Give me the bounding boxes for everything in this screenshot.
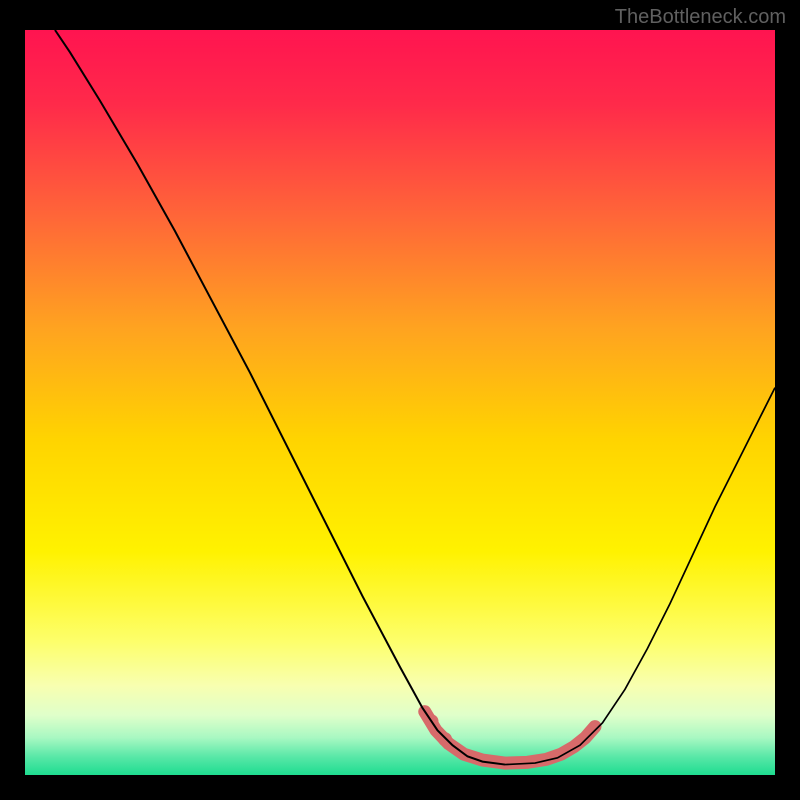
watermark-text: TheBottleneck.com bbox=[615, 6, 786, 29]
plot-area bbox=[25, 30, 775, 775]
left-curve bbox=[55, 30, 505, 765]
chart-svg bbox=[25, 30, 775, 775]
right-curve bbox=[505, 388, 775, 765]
---
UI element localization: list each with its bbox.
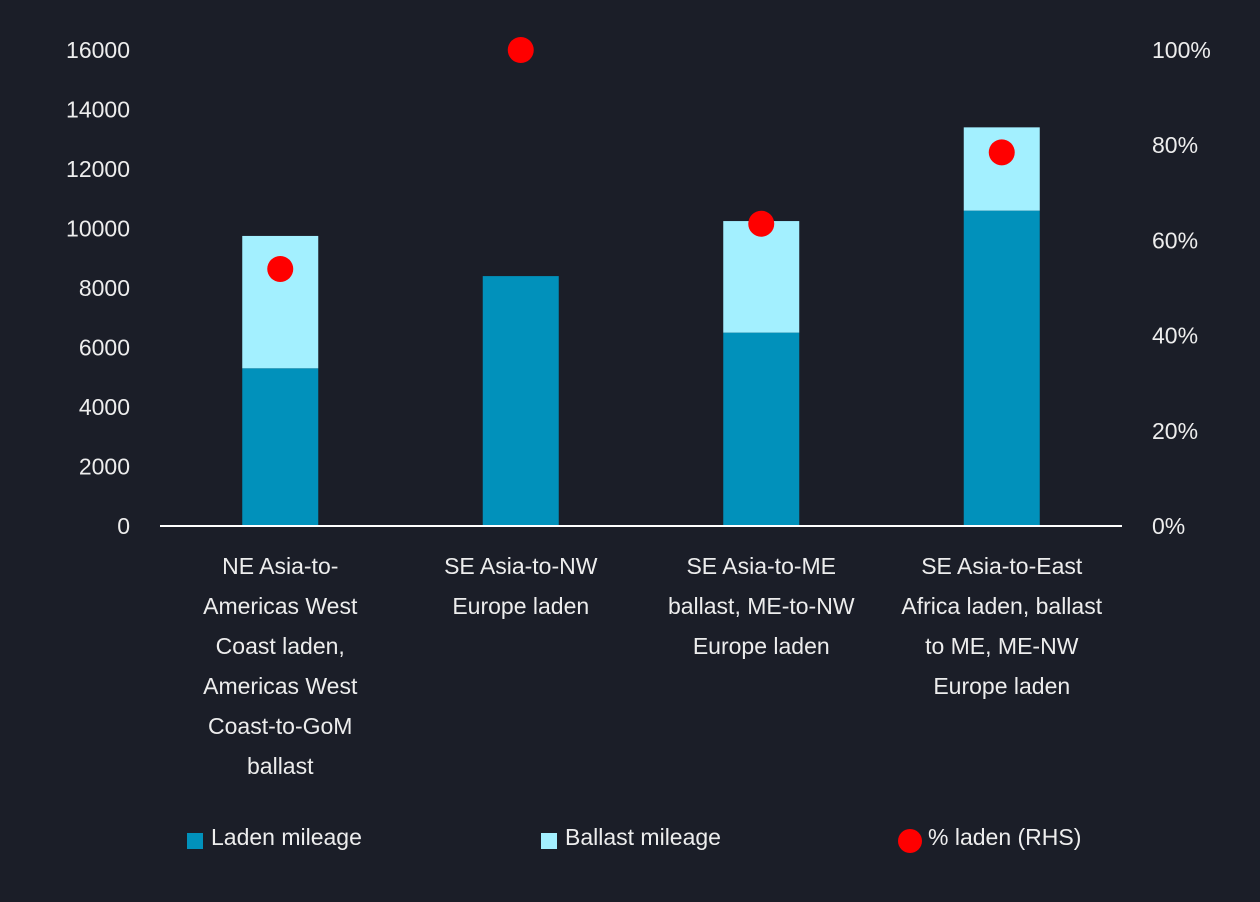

▶ **What you have to do**: Count the lines of the material above that contain the string "bbox", and give only that number.

▶ **Expected answer**: 6